§ **INSTRUCTIONS TO FOLLOW**: Pull out every line of the records below that contains the string "text", matching case exactly.

** Start of GIVEN ENTRIES **

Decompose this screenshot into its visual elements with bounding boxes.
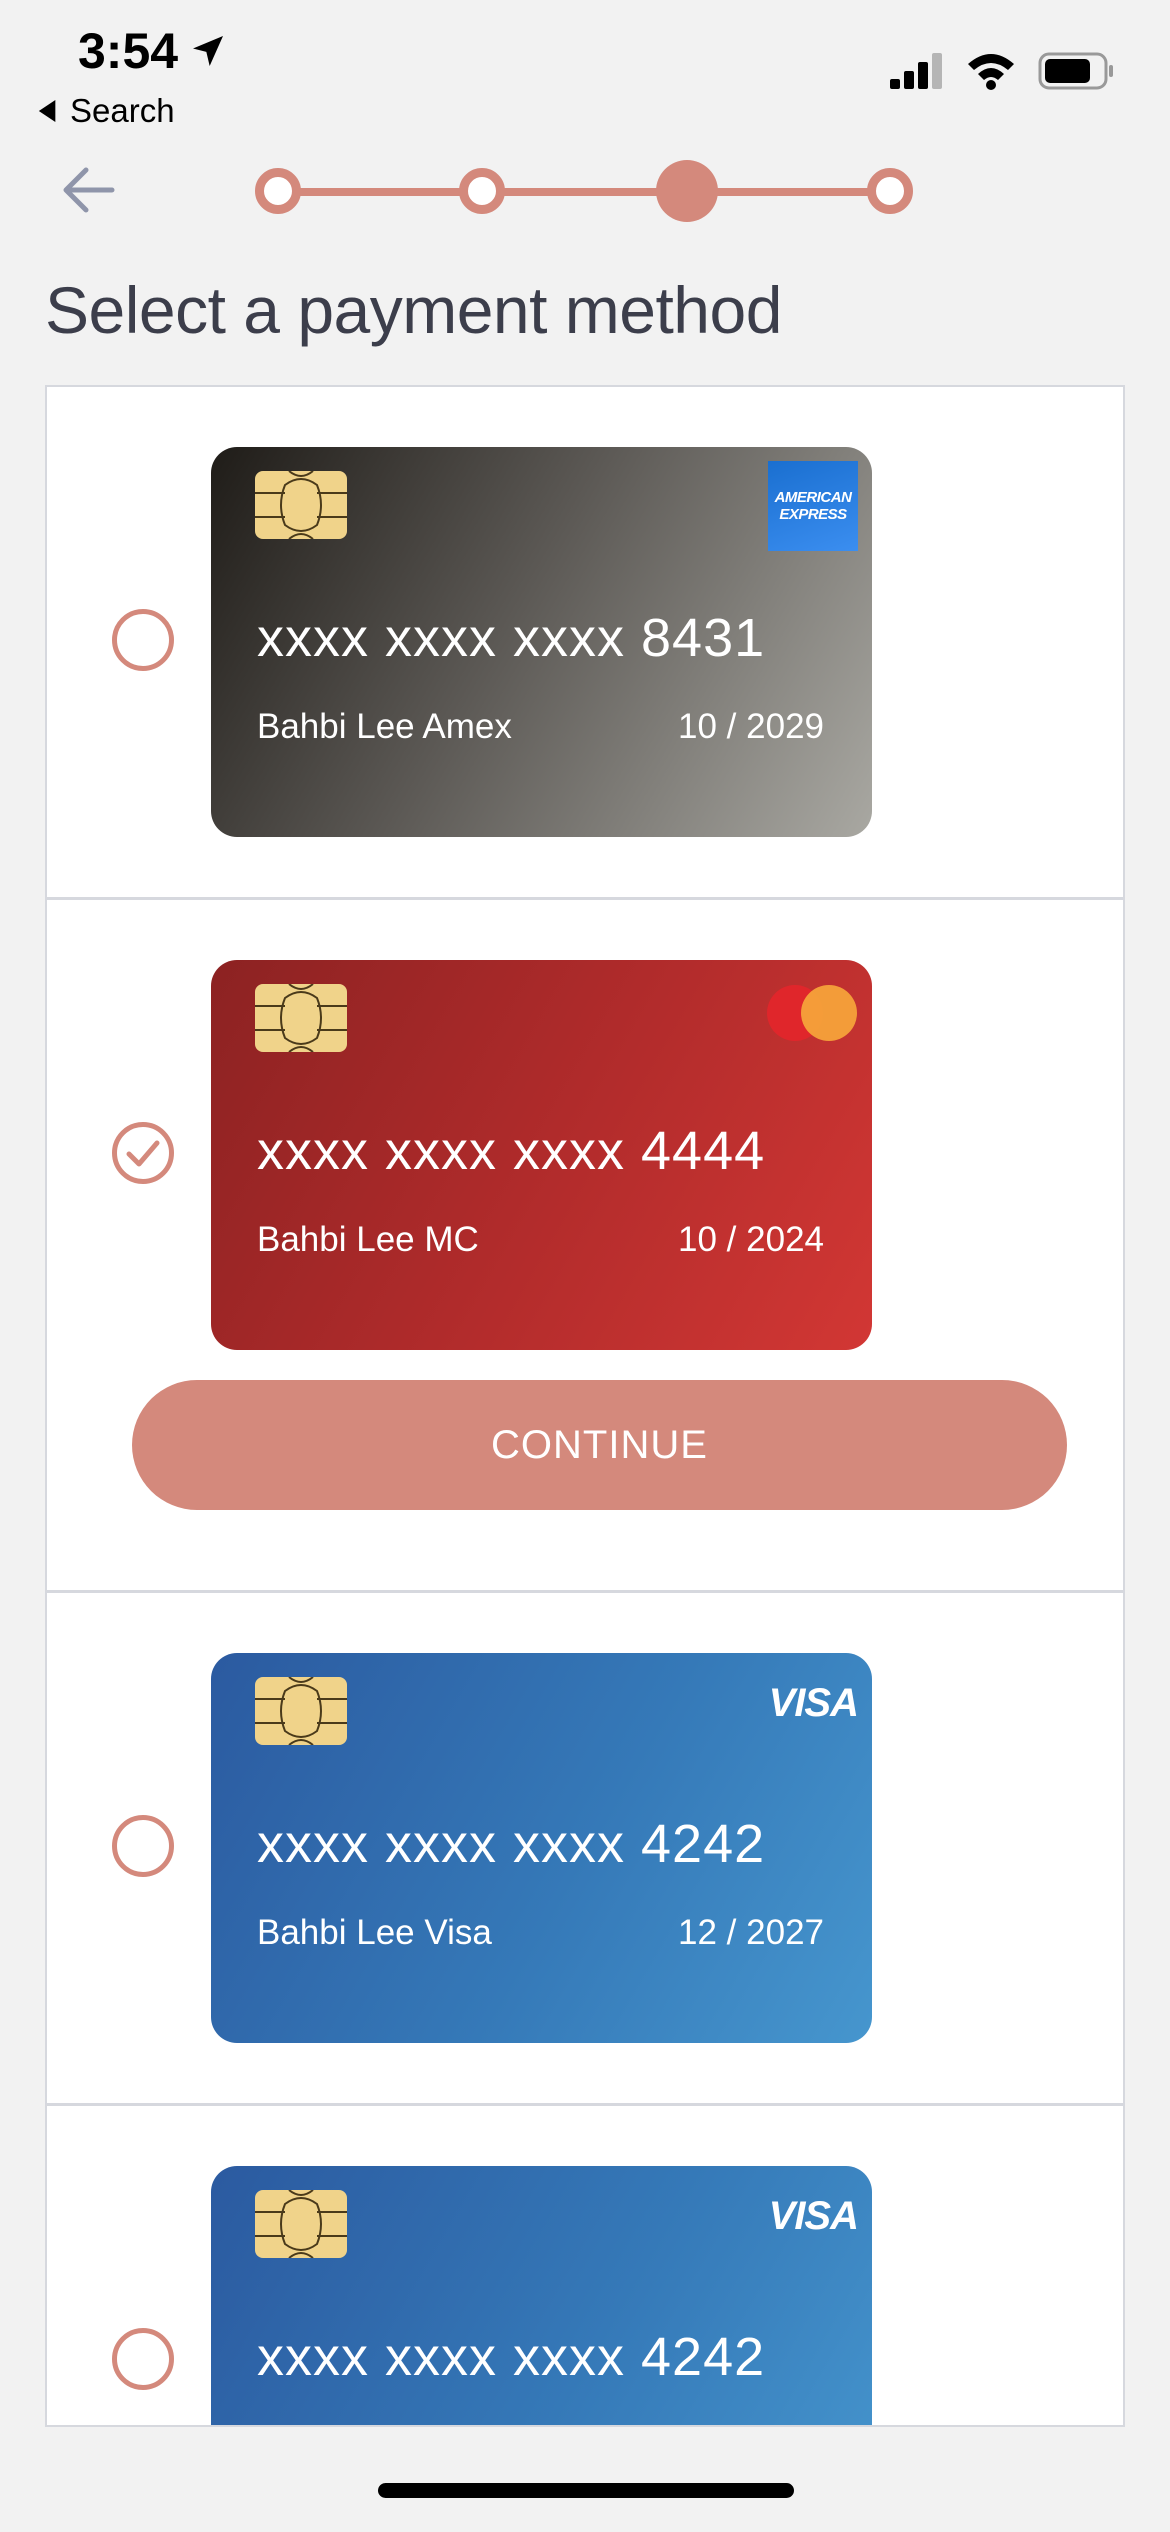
radio-unselected[interactable] (112, 609, 174, 671)
time-label: 3:54 (78, 23, 179, 79)
radio-selected[interactable] (112, 1122, 174, 1184)
back-button[interactable] (58, 160, 118, 220)
stepper-track (278, 188, 890, 196)
back-triangle-icon (38, 100, 56, 122)
cardholder-name: Bahbi Lee Visa (257, 1913, 492, 1952)
card-expiry: 12 / 2027 (678, 1913, 824, 1952)
credit-card[interactable]: xxxx xxxx xxxx 4444 Bahbi Lee MC 10 / 20… (211, 960, 872, 1350)
continue-button[interactable]: CONTINUE (132, 1380, 1067, 1510)
chip-icon (255, 1676, 347, 1746)
amex-logo-text-2: EXPRESS (779, 506, 847, 523)
amex-logo-text-1: AMERICAN (774, 489, 852, 506)
home-indicator[interactable] (378, 2483, 794, 2498)
step-4-dot (867, 168, 913, 214)
radio-unselected[interactable] (112, 2328, 174, 2390)
cardholder-name: Bahbi Lee Amex (257, 707, 512, 746)
status-indicators (890, 52, 1114, 90)
arrow-left-icon (63, 167, 115, 213)
back-to-search-label: Search (70, 92, 175, 129)
page-title: Select a payment method (45, 273, 782, 347)
amex-logo: AMERICAN EXPRESS (768, 461, 858, 551)
card-number: xxxx xxxx xxxx 4242 (257, 1814, 766, 1874)
card-number: xxxx xxxx xxxx 8431 (257, 608, 766, 668)
step-3-dot-current (656, 160, 718, 222)
payment-method-row-selected[interactable]: xxxx xxxx xxxx 4444 Bahbi Lee MC 10 / 20… (47, 900, 1123, 1593)
step-2-dot (459, 168, 505, 214)
visa-logo: VISA (768, 2194, 859, 2238)
card-number: xxxx xxxx xxxx 4242 (257, 2327, 766, 2387)
wifi-icon (968, 54, 1014, 90)
chip-icon (255, 470, 347, 540)
payment-method-row[interactable]: VISA xxxx xxxx xxxx 4242 (47, 2106, 1123, 2425)
card-expiry: 10 / 2029 (678, 707, 824, 746)
visa-logo: VISA (768, 1681, 859, 1725)
payment-method-row[interactable]: VISA xxxx xxxx xxxx 4242 Bahbi Lee Visa … (47, 1593, 1123, 2106)
step-1-dot (255, 168, 301, 214)
chip-icon (255, 2189, 347, 2259)
radio-unselected[interactable] (112, 1815, 174, 1877)
mastercard-logo (767, 985, 857, 1041)
cardholder-name: Bahbi Lee MC (257, 1220, 479, 1259)
status-time: 3:54 (78, 22, 228, 80)
credit-card[interactable]: VISA xxxx xxxx xxxx 4242 (211, 2166, 872, 2425)
credit-card[interactable]: VISA xxxx xxxx xxxx 4242 Bahbi Lee Visa … (211, 1653, 872, 2043)
back-to-search-link[interactable]: Search (38, 92, 175, 130)
location-arrow-icon (193, 36, 224, 66)
battery-icon (1038, 52, 1113, 90)
credit-card[interactable]: AMERICAN EXPRESS xxxx xxxx xxxx 8431 Bah… (211, 447, 872, 837)
card-number: xxxx xxxx xxxx 4444 (257, 1121, 766, 1181)
card-expiry: 10 / 2024 (678, 1220, 824, 1259)
checkmark-icon (126, 1140, 160, 1167)
payment-method-row[interactable]: AMERICAN EXPRESS xxxx xxxx xxxx 8431 Bah… (47, 387, 1123, 900)
payment-method-list: AMERICAN EXPRESS xxxx xxxx xxxx 8431 Bah… (45, 385, 1125, 2427)
cellular-signal-icon (890, 53, 942, 89)
chip-icon (255, 983, 347, 1053)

** End of GIVEN ENTRIES **

§ **REPLY**:
amex-logo-text-2: EXPRESS (779, 506, 847, 523)
amex-logo-text-1: AMERICAN (774, 489, 852, 506)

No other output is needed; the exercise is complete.